Raw data

★ ★ ★ ★ ★

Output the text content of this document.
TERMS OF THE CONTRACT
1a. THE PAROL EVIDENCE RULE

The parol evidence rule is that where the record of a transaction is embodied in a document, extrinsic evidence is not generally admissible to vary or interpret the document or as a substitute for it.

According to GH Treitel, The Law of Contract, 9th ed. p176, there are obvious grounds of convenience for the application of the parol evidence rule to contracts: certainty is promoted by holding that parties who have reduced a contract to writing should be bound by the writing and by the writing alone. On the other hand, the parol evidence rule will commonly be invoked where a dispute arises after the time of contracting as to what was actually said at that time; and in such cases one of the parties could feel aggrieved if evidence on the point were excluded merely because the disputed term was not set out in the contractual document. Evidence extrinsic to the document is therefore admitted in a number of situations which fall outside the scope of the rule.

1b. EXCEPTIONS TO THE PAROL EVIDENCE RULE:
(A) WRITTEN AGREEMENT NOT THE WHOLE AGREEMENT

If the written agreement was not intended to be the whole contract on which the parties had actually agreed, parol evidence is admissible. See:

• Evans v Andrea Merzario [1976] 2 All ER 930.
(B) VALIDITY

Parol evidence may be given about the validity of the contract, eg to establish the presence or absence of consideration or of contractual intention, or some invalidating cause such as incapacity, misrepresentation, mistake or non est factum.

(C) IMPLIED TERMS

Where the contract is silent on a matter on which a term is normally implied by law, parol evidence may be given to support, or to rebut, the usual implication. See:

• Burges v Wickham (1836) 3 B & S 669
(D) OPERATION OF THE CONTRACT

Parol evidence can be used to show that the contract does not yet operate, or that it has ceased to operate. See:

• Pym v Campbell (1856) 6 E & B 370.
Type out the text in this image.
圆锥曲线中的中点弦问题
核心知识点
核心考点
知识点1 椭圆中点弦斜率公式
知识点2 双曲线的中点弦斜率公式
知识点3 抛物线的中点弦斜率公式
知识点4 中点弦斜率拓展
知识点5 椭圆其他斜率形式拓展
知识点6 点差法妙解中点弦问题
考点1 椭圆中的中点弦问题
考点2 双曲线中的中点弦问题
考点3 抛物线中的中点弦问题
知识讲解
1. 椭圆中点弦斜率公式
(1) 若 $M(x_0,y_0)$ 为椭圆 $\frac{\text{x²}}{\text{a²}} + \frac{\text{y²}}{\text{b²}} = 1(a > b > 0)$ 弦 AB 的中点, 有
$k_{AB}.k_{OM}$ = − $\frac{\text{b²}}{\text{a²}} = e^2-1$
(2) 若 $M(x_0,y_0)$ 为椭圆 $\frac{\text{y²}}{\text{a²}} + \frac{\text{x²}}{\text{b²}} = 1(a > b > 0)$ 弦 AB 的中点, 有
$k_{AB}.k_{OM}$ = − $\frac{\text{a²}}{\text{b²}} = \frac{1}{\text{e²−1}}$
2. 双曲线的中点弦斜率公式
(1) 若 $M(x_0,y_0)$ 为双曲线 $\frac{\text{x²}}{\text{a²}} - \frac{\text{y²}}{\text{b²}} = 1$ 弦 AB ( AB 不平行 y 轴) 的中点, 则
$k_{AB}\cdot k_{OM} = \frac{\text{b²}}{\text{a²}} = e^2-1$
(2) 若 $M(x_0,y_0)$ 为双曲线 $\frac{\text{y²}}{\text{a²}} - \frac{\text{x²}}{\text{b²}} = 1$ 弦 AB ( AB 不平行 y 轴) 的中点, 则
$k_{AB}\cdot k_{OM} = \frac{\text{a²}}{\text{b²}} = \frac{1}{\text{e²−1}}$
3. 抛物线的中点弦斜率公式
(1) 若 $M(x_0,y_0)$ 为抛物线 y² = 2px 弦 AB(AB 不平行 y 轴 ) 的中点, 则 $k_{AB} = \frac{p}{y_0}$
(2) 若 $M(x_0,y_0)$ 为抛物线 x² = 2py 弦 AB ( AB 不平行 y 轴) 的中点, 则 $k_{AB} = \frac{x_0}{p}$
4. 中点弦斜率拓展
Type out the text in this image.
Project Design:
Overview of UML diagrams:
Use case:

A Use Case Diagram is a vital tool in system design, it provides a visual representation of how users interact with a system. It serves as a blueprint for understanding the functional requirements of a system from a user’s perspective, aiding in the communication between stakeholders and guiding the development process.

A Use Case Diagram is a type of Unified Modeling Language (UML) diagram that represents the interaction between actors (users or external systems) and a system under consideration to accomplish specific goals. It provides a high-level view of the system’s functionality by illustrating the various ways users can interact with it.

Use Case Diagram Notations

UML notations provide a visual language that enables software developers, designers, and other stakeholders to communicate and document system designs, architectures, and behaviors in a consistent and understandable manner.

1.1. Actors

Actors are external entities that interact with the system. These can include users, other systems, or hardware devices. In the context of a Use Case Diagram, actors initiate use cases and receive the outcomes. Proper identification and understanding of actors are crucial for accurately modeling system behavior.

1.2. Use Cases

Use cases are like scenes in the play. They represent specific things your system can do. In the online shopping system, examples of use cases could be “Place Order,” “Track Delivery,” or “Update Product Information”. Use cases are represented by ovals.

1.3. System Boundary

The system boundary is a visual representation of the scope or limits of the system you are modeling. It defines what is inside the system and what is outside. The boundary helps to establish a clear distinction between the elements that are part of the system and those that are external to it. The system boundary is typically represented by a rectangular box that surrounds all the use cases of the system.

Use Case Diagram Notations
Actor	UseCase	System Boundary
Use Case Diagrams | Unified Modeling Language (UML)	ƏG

★ ★ ★ ★ ★

Aim
Extract every line containing the string "interact" from the material.

Solution to this task
A Use Case Diagram is a vital tool in system design, it provides a visual representation of how users interact with a system. It serves as a blueprint for understanding the functional requirements of a system from a user’s perspective, aiding in the communication between stakeholders and guiding the development process.
A Use Case Diagram is a type of Unified Modeling Language (UML) diagram that represents the interaction between actors (users or external systems) and a system under consideration to accomplish specific goals. It provides a high-level view of the system’s functionality by illustrating the various ways users can interact with it.
Actors are external entities that interact with the system. These can include users, other systems, or hardware devices. In the context of a Use Case Diagram, actors initiate use cases and receive the outcomes. Proper identification and understanding of actors are crucial for accurately modeling system behavior.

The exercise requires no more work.